>> START MATERIAL FOR THIS TASK

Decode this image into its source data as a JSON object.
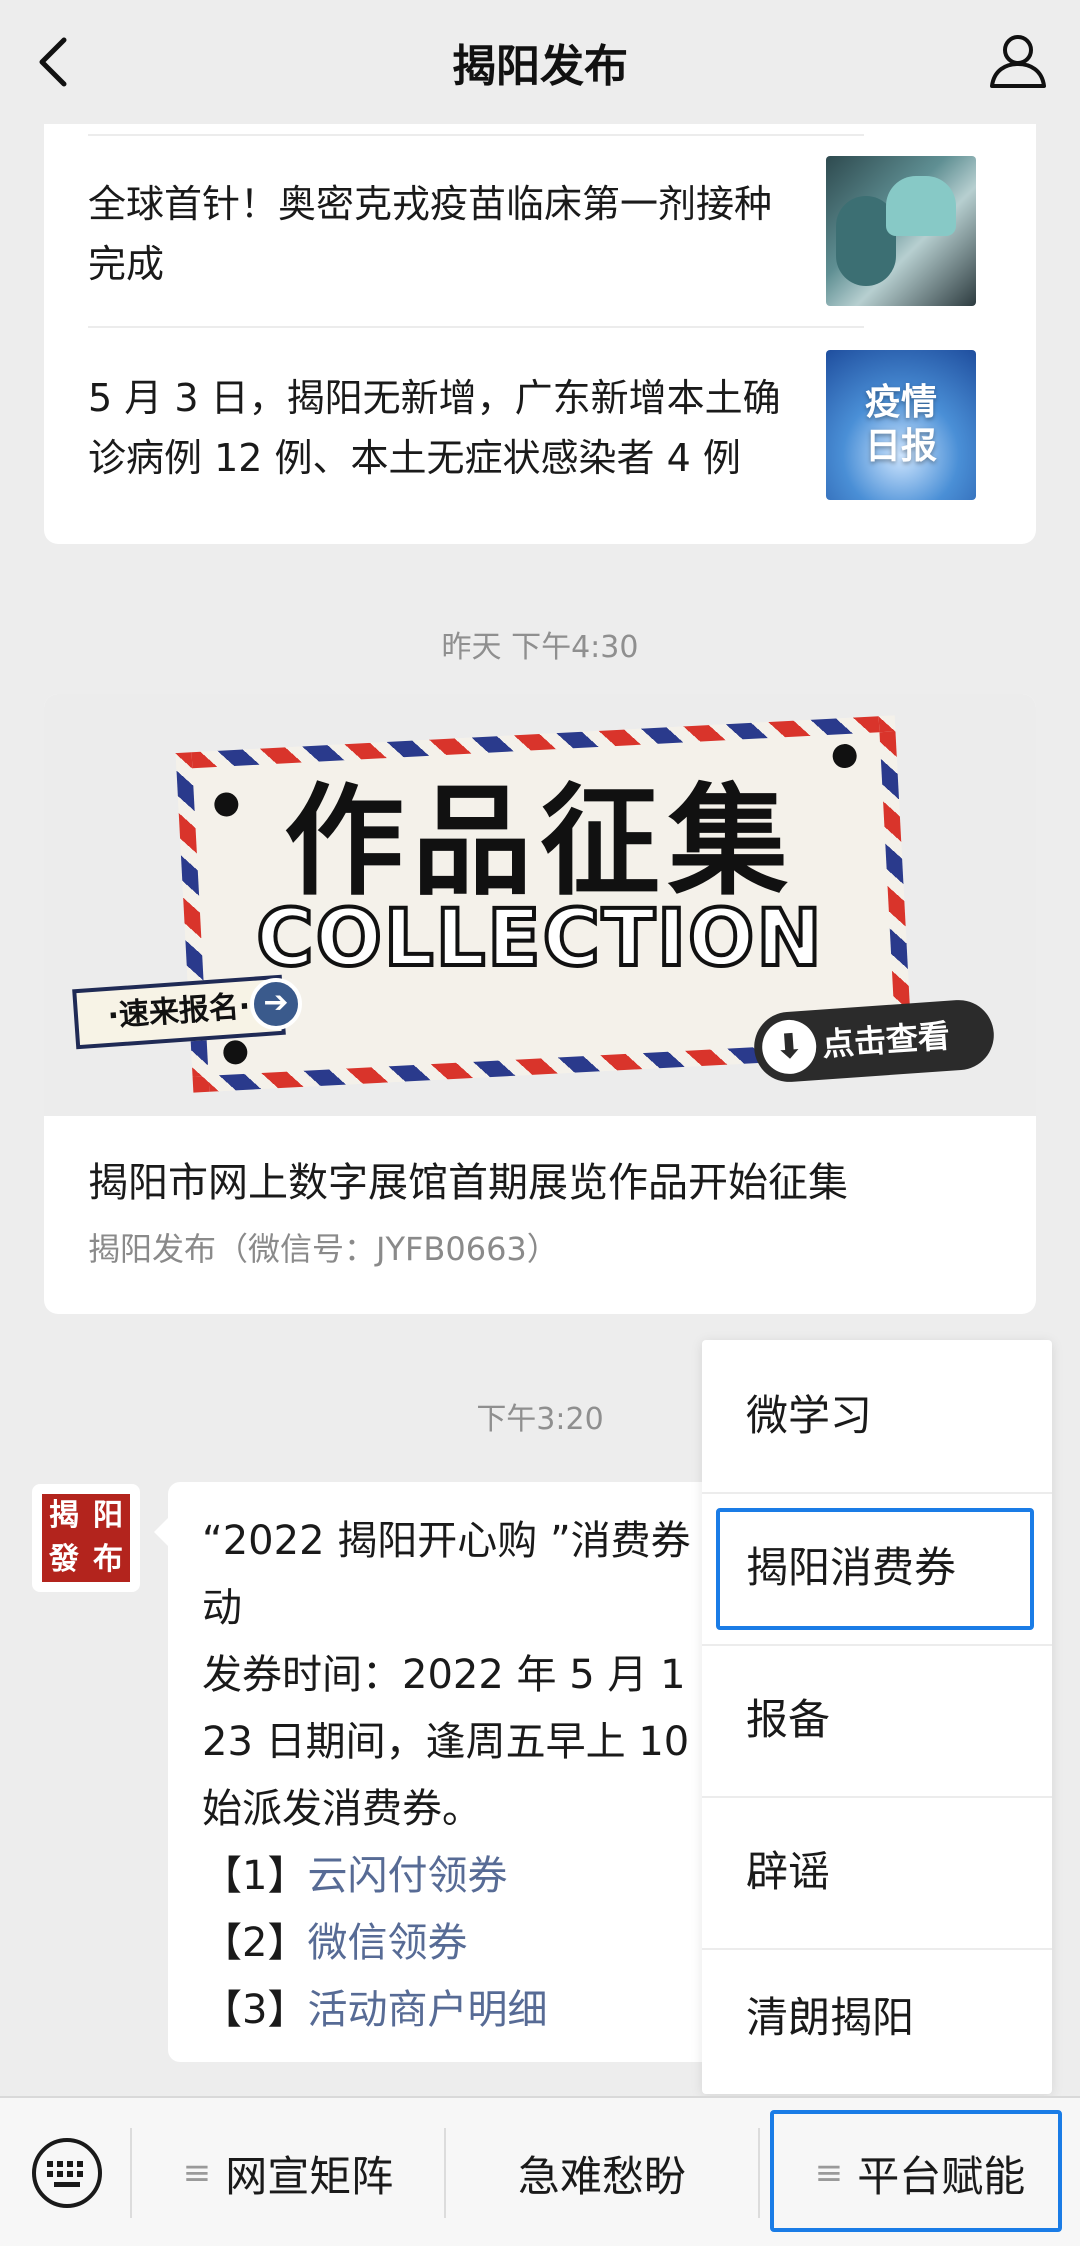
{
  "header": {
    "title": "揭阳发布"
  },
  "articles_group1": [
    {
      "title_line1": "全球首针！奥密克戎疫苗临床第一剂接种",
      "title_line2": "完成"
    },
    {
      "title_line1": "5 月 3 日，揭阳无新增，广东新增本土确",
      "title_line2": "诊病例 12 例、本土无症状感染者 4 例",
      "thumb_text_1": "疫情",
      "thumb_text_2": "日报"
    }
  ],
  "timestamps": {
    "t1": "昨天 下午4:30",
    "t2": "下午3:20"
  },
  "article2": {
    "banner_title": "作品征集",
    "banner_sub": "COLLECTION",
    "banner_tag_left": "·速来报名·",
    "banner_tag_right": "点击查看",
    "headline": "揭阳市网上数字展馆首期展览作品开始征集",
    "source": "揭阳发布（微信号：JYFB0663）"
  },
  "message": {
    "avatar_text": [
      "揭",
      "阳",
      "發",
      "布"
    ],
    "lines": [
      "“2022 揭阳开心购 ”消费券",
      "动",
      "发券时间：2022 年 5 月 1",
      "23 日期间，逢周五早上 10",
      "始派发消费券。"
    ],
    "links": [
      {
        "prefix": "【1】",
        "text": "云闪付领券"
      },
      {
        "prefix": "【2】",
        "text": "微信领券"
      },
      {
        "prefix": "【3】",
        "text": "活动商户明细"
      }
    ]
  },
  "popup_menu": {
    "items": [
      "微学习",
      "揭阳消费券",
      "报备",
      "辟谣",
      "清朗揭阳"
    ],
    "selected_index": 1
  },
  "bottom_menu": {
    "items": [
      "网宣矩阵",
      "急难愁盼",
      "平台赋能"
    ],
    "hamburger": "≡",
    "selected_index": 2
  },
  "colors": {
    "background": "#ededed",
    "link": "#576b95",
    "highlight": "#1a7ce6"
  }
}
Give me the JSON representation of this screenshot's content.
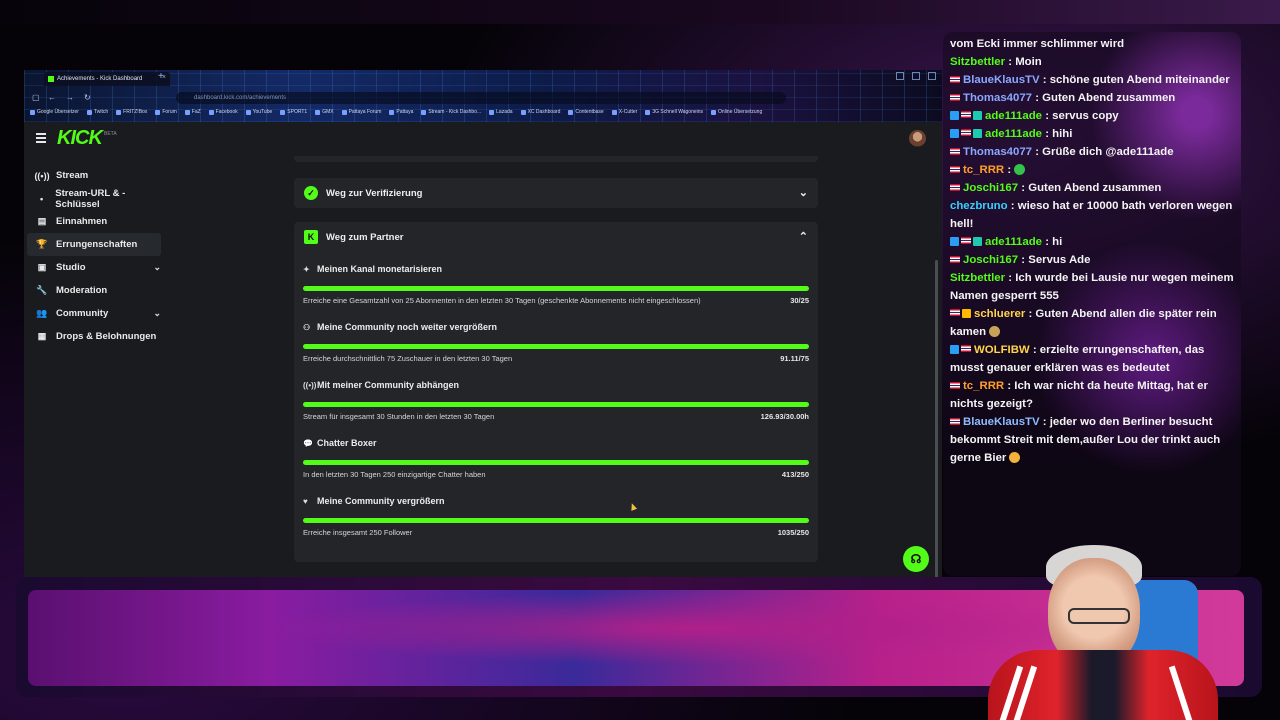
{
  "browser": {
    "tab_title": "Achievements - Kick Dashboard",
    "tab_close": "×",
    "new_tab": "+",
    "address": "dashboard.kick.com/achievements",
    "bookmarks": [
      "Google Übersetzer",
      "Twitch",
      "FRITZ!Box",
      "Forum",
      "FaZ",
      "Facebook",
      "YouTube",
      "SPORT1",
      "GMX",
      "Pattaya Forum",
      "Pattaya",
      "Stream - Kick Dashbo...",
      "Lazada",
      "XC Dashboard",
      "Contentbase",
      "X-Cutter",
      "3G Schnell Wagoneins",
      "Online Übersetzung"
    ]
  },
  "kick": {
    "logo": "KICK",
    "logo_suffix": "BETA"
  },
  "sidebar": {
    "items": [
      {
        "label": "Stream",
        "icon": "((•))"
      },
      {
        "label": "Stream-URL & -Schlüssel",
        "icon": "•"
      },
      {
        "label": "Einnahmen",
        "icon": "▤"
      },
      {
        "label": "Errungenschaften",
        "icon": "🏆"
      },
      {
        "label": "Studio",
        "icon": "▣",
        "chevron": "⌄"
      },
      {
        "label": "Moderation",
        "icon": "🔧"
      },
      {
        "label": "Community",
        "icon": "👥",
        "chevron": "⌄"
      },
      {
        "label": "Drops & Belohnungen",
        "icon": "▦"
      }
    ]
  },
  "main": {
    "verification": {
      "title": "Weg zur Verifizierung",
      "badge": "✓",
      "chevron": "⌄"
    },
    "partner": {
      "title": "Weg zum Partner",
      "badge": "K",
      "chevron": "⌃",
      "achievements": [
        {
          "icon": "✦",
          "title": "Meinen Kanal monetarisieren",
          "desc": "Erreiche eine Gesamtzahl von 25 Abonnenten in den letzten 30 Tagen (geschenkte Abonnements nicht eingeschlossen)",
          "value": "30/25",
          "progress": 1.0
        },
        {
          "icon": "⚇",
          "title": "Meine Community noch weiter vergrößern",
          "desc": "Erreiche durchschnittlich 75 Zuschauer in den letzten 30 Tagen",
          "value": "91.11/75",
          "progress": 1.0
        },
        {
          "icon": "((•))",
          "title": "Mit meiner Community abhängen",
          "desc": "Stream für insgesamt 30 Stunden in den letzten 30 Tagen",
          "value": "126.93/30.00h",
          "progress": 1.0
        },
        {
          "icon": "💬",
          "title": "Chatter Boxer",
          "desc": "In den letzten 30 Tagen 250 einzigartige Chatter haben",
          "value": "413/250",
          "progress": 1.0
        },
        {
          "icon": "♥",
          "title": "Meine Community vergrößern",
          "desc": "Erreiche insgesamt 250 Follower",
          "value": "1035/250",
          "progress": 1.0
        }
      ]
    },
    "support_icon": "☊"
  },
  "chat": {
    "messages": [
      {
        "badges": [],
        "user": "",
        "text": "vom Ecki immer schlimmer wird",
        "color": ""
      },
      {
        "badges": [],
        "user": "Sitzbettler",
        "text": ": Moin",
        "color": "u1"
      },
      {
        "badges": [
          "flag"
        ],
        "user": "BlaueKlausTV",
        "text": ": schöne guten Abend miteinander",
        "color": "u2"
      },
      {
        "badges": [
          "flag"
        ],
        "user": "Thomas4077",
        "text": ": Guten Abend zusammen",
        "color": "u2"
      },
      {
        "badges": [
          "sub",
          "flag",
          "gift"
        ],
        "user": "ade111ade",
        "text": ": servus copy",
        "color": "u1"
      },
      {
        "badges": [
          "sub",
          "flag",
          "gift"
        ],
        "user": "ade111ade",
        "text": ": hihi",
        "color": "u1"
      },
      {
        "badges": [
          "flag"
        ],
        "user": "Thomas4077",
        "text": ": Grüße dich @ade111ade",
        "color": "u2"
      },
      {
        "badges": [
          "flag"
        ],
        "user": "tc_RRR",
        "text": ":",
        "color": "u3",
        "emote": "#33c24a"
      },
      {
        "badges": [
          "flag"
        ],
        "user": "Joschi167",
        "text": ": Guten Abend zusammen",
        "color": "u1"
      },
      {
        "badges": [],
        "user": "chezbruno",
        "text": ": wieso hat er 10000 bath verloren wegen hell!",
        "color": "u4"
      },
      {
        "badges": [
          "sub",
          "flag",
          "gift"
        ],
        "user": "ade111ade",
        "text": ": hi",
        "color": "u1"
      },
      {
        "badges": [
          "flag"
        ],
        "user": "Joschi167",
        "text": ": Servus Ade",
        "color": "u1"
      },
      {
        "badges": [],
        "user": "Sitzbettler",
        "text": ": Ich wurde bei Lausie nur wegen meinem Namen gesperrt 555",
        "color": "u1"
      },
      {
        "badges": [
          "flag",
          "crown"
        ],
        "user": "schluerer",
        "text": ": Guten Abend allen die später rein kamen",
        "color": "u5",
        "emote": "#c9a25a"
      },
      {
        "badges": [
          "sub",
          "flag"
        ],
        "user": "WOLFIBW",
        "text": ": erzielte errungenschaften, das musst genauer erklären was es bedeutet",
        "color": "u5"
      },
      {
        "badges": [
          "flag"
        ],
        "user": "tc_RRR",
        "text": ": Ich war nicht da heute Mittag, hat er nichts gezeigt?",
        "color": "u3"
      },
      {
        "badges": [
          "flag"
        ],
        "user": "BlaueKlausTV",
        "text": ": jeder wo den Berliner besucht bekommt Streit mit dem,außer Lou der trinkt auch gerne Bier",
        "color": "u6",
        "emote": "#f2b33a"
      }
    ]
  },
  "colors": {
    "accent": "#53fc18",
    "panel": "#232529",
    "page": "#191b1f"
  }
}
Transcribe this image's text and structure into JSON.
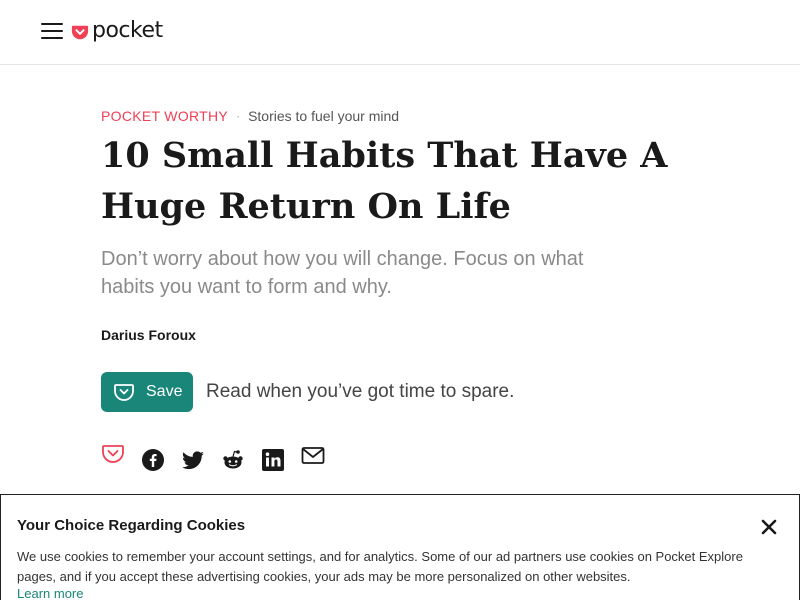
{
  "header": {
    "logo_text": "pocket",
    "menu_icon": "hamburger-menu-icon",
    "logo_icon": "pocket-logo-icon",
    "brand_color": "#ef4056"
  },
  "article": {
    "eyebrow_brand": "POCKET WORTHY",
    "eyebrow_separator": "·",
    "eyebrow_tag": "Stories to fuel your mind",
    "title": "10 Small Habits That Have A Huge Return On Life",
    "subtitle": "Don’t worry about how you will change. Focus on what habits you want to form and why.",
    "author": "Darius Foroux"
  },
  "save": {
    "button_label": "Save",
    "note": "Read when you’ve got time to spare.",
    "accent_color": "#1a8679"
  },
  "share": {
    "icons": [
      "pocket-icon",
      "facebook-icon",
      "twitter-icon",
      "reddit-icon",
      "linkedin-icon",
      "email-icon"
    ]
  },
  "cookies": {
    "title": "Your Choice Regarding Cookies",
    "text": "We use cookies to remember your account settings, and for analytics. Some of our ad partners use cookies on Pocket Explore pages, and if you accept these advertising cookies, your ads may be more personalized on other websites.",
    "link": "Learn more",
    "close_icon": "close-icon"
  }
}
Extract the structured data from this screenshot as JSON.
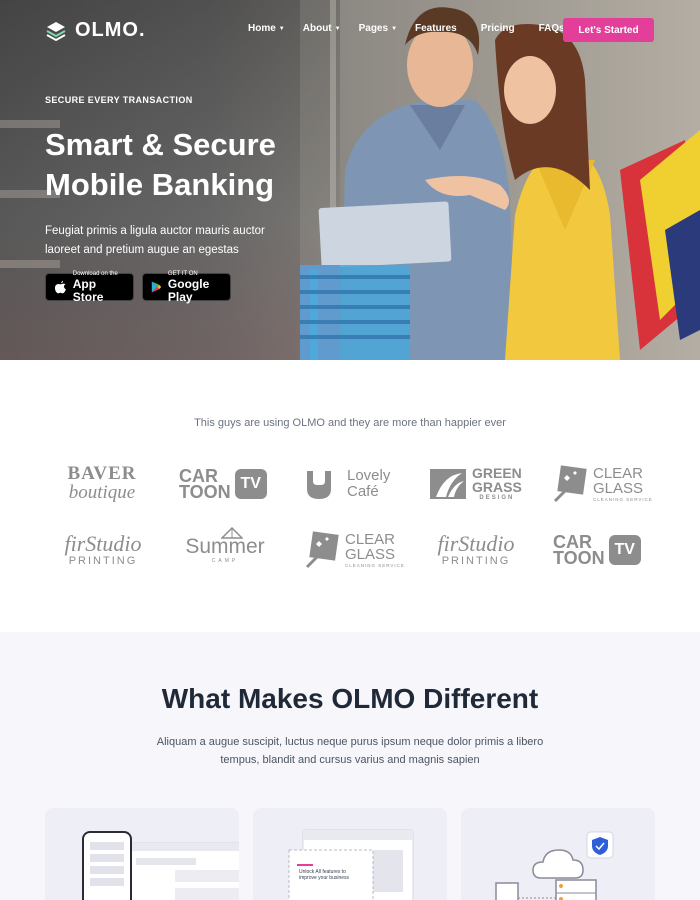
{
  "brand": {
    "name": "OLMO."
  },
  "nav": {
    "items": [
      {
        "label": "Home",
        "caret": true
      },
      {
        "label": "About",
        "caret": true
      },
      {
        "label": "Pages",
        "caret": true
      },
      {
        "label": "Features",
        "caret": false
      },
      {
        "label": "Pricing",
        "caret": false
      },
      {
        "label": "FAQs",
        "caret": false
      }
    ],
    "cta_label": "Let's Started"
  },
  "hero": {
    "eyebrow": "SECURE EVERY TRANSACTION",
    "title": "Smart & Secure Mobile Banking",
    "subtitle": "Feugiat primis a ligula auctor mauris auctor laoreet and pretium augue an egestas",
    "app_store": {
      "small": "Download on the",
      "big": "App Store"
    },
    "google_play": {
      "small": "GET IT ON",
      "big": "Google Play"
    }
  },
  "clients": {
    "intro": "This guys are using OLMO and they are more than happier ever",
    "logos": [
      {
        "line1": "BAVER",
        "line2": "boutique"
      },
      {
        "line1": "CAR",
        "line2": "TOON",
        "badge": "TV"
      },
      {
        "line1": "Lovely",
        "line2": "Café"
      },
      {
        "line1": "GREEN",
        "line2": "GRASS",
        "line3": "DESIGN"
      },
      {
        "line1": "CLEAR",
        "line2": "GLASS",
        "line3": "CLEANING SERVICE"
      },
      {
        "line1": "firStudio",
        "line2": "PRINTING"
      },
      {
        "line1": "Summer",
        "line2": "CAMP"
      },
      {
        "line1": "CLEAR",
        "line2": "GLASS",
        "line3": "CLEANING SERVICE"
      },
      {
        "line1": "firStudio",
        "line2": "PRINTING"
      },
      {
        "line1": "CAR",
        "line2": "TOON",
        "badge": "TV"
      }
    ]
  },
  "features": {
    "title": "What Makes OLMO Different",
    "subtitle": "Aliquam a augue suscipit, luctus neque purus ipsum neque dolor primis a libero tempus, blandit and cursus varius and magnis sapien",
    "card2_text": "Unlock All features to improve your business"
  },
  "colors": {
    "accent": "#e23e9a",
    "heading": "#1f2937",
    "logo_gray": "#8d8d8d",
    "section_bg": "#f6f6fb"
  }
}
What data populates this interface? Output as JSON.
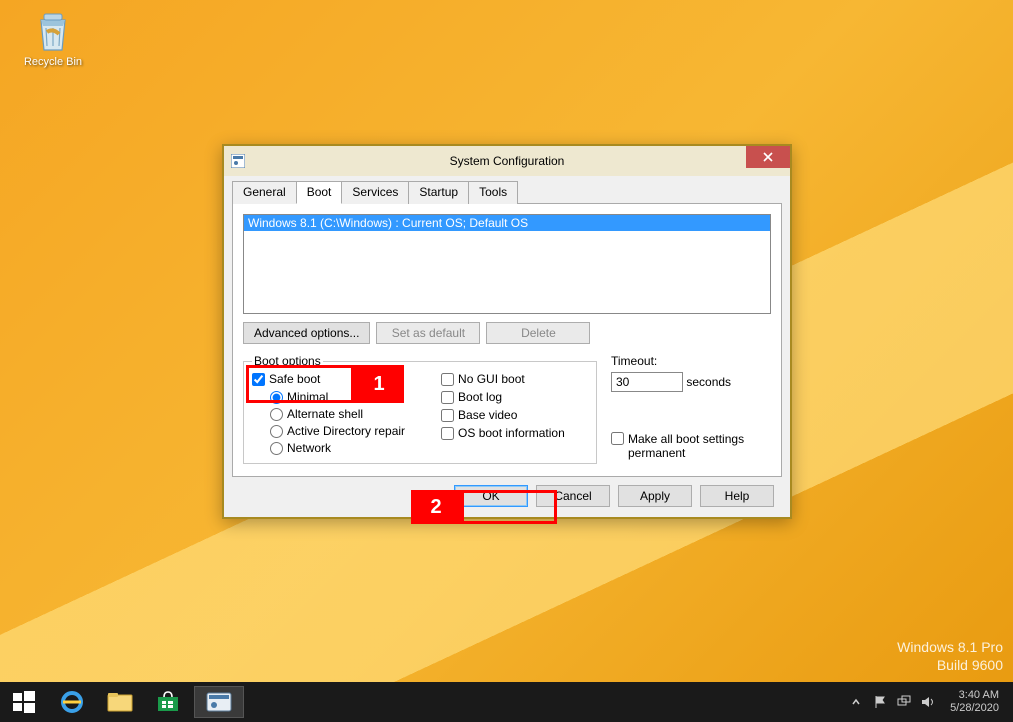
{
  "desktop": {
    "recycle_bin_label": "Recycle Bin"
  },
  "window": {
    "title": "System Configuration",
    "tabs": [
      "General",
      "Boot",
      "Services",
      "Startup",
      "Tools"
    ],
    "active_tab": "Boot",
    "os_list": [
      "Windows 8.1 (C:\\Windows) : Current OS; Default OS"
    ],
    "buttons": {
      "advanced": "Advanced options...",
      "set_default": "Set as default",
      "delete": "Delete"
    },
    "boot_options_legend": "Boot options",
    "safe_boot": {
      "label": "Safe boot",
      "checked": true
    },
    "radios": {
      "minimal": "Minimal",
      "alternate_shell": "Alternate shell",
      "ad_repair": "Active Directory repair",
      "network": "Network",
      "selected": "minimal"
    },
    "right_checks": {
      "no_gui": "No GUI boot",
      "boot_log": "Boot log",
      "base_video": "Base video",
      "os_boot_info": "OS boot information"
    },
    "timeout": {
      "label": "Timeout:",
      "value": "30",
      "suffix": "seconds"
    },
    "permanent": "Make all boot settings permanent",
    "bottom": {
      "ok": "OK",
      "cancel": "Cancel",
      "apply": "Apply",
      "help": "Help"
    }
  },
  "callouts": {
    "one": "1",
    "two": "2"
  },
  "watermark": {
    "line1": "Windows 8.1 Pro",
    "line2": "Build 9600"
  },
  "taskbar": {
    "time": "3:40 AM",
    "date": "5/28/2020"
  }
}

>> END MATERIAL FOR THIS TASK

=== EXERCISE ===
Return all lines of the material above in which the word "image" occurs.

=== SOLUTION TO THE PROBLEM ===
Decode this image into its source data as a JSON object.
Transcribe this image's text and structure into JSON.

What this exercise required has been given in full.